Activity
Pick out all lines in the listing holding the string "sich" and copy them.

Input data
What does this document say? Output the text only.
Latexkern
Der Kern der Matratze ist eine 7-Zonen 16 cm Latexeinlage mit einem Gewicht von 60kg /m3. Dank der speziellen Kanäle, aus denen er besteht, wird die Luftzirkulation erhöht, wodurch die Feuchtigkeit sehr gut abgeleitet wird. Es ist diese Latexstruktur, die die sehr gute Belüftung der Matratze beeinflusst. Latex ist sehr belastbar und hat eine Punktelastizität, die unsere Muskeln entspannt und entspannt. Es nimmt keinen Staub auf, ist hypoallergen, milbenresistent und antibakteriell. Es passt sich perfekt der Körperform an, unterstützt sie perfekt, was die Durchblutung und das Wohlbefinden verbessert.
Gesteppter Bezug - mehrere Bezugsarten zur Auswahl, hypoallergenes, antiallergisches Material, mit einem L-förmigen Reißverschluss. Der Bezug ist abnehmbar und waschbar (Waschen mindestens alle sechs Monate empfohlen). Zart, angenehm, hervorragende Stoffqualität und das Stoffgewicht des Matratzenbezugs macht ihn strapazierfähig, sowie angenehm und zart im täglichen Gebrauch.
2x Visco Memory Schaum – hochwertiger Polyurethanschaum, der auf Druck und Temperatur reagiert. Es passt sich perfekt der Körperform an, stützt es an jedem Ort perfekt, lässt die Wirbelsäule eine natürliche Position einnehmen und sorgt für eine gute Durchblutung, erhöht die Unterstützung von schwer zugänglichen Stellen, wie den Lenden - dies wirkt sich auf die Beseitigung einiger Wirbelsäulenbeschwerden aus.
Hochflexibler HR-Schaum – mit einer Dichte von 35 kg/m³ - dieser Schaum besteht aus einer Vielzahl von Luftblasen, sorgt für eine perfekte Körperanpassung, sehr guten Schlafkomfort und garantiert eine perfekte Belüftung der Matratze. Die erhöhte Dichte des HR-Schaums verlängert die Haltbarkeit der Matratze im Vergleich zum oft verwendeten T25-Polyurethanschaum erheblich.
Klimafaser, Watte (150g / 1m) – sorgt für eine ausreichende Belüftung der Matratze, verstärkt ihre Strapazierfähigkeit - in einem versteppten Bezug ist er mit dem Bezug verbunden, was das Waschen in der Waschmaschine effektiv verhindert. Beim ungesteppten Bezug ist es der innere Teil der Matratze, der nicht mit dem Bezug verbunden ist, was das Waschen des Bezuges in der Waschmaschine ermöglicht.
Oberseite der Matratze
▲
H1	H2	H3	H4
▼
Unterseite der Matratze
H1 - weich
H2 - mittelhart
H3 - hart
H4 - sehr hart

Exercise solution
Der Kern der Matratze ist eine 7-Zonen 16 cm Latexeinlage mit einem Gewicht von 60kg /m3. Dank der speziellen Kanäle, aus denen er besteht, wird die Luftzirkulation erhöht, wodurch die Feuchtigkeit sehr gut abgeleitet wird. Es ist diese Latexstruktur, die die sehr gute Belüftung der Matratze beeinflusst. Latex ist sehr belastbar und hat eine Punktelastizität, die unsere Muskeln entspannt und entspannt. Es nimmt keinen Staub auf, ist hypoallergen, milbenresistent und antibakteriell. Es passt sich perfekt der Körperform an, unterstützt sie perfekt, was die Durchblutung und das Wohlbefinden verbessert.
2x Visco Memory Schaum – hochwertiger Polyurethanschaum, der auf Druck und Temperatur reagiert. Es passt sich perfekt der Körperform an, stützt es an jedem Ort perfekt, lässt die Wirbelsäule eine natürliche Position einnehmen und sorgt für eine gute Durchblutung, erhöht die Unterstützung von schwer zugänglichen Stellen, wie den Lenden - dies wirkt sich auf die Beseitigung einiger Wirbelsäulenbeschwerden aus.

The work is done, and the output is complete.